* Start *

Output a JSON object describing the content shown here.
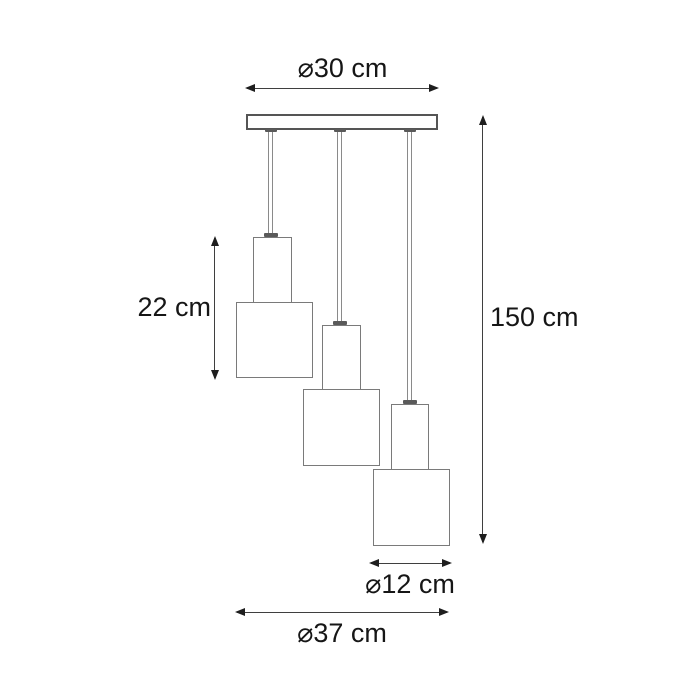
{
  "labels": {
    "canopy_diameter": "⌀30 cm",
    "shade_height": "22 cm",
    "total_height": "150 cm",
    "shade_diameter": "⌀12 cm",
    "total_width": "⌀37 cm"
  },
  "colors": {
    "background": "#ffffff",
    "dimension_line": "#3f3f3f",
    "arrowhead": "#1e1e1e",
    "canopy_outline": "#555555",
    "fixture_outline": "#7a7a7a",
    "cord": "#8a8a8a",
    "text": "#161616"
  },
  "icons": {
    "horizontal_arrow": [
      "arrowhead-left-icon",
      "arrowhead-right-icon"
    ],
    "vertical_arrow": [
      "arrowhead-up-icon",
      "arrowhead-down-icon"
    ]
  }
}
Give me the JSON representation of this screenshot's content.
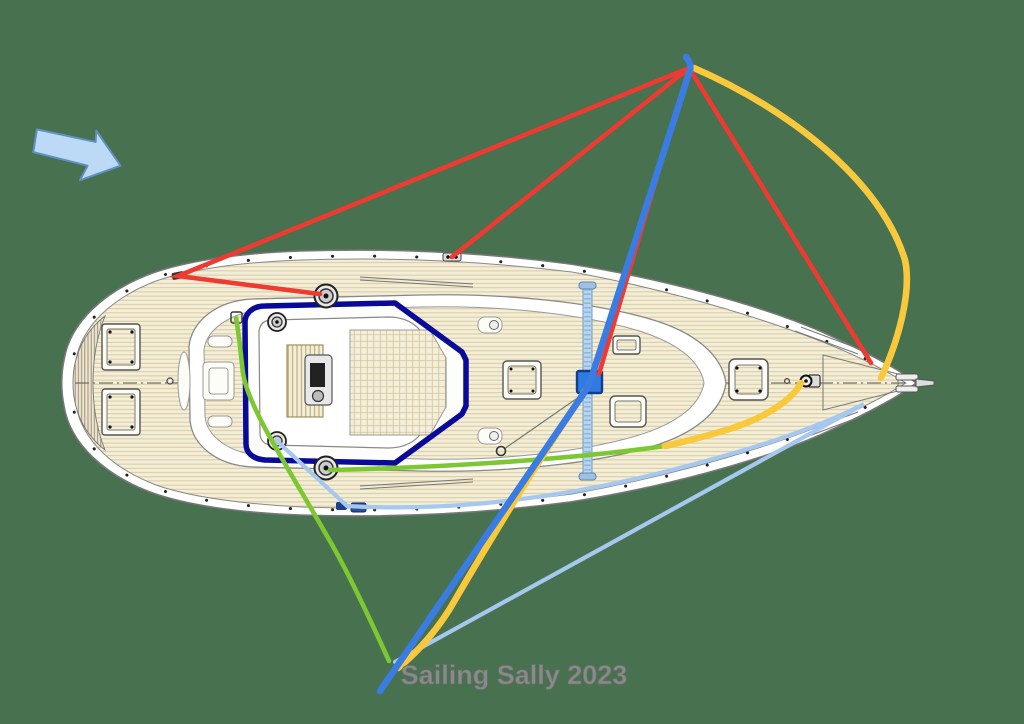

* End *

Given instruction
Your task is to repeat the data above exactly while excluding the pictures.

The output
Output a JSON object describing the content shown here.
{
  "labels": {
    "canopy_diameter": "⌀30 cm",
    "shade_height": "22 cm",
    "total_height": "150 cm",
    "shade_diameter": "⌀12 cm",
    "total_width": "⌀37 cm"
  },
  "colors": {
    "background": "#ffffff",
    "dimension_line": "#3f3f3f",
    "arrowhead": "#1e1e1e",
    "canopy_outline": "#555555",
    "fixture_outline": "#7a7a7a",
    "cord": "#8a8a8a",
    "text": "#161616"
  },
  "icons": {
    "horizontal_arrow": [
      "arrowhead-left-icon",
      "arrowhead-right-icon"
    ],
    "vertical_arrow": [
      "arrowhead-up-icon",
      "arrowhead-down-icon"
    ]
  }
}
Give me the JSON representation of this screenshot's content.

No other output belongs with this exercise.